__WHAT IS NEEDED__. Extract every line that includes the string "ویرایش".

Data excerpts:

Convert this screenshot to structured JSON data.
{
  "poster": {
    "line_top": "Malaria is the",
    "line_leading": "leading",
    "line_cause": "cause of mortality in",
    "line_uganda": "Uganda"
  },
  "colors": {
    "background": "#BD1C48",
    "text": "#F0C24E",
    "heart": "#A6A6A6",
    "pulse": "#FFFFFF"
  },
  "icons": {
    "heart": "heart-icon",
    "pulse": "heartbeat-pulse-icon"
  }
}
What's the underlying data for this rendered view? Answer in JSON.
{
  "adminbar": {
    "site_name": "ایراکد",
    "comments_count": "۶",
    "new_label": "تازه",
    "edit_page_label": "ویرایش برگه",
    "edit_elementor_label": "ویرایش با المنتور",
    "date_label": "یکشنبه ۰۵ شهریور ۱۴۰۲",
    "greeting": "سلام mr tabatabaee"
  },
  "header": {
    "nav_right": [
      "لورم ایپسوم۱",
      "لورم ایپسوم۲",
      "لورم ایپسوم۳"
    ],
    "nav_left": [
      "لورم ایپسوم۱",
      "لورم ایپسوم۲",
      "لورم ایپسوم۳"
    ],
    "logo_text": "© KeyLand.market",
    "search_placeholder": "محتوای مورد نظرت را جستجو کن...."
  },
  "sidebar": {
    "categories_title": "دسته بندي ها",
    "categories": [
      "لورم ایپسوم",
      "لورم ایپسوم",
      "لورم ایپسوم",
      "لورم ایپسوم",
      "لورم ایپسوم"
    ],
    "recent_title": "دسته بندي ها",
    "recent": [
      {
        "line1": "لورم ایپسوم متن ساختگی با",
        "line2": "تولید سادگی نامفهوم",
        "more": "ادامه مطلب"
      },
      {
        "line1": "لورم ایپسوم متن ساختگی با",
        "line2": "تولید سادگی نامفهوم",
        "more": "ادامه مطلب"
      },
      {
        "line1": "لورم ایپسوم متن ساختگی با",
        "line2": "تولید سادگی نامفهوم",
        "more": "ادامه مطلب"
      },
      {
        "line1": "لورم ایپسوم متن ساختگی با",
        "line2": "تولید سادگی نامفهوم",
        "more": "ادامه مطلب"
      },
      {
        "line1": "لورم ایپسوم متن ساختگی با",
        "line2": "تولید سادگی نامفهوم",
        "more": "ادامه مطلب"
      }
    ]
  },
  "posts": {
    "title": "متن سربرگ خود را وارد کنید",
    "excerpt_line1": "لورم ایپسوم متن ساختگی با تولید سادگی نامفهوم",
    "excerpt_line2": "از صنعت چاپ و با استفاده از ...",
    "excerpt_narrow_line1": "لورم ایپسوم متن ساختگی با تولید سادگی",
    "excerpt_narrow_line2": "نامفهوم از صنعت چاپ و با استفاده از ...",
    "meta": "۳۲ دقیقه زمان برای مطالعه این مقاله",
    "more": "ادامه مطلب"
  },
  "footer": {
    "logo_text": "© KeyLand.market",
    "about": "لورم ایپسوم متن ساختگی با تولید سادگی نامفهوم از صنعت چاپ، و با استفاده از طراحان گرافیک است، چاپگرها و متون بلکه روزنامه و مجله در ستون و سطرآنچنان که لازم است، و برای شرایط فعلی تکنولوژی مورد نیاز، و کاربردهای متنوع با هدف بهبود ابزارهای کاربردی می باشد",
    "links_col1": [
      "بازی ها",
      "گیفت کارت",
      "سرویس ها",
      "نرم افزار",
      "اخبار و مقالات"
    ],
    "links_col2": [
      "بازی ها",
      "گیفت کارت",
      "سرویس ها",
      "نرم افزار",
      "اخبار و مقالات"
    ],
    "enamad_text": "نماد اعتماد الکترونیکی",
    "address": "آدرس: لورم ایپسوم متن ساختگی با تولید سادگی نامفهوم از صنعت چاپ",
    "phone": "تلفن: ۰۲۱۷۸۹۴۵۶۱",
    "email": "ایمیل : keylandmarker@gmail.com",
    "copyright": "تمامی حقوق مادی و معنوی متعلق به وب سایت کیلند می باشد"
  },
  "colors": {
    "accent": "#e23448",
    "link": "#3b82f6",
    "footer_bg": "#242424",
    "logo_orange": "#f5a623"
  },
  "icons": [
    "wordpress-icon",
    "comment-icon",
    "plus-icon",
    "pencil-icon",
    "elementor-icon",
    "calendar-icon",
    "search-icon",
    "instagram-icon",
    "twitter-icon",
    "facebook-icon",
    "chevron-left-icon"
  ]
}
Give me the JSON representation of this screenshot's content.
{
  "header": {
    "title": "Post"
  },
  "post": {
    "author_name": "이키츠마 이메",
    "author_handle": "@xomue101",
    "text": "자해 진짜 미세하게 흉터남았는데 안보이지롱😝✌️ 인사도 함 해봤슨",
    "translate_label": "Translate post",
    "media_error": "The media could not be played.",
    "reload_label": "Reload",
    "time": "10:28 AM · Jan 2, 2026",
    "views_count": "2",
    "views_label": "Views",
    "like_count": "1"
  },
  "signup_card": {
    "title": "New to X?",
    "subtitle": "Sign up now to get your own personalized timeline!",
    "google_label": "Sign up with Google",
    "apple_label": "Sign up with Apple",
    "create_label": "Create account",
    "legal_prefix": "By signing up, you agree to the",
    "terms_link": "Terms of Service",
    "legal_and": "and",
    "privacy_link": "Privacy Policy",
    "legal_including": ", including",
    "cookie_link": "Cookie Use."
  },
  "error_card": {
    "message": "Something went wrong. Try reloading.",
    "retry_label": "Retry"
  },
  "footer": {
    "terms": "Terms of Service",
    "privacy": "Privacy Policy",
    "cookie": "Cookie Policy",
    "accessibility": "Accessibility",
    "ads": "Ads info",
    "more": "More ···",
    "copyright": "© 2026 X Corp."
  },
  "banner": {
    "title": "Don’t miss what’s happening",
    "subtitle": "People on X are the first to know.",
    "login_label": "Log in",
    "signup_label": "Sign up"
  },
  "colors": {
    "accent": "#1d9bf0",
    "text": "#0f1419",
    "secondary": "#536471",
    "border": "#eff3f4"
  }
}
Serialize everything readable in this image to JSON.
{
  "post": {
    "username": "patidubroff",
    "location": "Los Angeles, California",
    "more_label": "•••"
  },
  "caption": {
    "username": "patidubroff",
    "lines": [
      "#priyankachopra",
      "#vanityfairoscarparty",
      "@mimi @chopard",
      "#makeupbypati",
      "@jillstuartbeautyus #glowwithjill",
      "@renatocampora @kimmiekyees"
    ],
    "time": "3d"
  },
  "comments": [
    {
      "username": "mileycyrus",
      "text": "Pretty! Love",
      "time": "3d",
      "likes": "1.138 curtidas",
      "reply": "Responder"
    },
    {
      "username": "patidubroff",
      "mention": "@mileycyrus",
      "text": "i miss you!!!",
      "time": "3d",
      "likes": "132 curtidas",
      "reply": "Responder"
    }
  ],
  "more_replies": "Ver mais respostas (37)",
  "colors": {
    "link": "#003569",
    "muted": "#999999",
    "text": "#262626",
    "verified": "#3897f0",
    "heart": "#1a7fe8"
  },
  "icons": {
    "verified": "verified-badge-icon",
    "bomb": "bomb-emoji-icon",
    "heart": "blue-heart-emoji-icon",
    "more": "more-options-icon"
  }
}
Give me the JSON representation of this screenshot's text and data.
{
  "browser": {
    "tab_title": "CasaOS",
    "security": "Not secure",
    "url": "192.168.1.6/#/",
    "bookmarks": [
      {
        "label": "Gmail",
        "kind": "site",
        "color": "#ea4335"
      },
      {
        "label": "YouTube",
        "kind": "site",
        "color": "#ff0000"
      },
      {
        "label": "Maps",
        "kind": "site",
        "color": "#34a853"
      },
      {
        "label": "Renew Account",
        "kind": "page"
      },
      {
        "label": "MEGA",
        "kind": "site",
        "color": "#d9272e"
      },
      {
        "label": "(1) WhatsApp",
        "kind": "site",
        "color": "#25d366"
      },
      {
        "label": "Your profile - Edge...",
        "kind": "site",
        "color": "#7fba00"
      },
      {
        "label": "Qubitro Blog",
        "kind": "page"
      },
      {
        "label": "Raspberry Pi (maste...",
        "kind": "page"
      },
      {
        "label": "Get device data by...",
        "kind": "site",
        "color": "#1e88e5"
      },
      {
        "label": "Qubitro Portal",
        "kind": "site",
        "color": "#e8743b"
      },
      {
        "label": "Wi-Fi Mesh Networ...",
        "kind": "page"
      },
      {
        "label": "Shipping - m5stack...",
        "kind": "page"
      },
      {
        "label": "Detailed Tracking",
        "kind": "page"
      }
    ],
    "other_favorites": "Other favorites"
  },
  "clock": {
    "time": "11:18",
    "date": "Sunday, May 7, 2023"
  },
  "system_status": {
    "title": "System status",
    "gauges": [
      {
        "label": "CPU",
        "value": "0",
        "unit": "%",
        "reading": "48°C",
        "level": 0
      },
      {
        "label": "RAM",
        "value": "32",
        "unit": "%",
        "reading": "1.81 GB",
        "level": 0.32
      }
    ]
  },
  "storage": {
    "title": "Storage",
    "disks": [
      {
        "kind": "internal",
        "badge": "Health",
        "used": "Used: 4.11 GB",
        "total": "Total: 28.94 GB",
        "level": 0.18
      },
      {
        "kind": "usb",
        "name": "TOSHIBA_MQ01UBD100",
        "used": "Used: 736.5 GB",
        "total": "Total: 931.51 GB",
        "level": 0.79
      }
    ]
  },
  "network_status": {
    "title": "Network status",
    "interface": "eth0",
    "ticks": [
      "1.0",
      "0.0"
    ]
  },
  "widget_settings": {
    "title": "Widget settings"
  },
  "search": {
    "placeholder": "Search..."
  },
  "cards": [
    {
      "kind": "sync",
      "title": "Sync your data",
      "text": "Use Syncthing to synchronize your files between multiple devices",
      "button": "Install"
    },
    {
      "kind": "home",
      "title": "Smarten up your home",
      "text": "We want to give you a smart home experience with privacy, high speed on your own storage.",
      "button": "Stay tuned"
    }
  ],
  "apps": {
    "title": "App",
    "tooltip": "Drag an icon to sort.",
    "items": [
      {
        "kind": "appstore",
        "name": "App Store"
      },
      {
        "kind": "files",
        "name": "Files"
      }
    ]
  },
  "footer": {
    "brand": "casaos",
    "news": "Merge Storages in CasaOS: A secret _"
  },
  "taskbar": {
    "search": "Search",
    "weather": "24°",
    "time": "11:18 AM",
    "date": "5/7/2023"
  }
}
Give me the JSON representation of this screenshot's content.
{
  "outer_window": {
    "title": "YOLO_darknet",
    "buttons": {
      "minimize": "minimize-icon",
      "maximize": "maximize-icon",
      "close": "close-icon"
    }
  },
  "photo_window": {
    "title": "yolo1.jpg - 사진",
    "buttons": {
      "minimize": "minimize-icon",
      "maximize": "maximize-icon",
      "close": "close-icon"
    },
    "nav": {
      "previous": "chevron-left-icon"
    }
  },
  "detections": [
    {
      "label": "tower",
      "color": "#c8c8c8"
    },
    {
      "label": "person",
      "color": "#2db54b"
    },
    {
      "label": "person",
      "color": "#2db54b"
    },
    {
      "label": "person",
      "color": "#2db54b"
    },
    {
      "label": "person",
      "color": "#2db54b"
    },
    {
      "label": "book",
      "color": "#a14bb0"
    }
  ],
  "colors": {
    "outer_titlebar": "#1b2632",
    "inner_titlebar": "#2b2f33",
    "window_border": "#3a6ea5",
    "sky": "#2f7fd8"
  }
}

__RESPONSE__.
    "edit_page_label": "ویرایش برگه",
    "edit_elementor_label": "ویرایش با المنتور",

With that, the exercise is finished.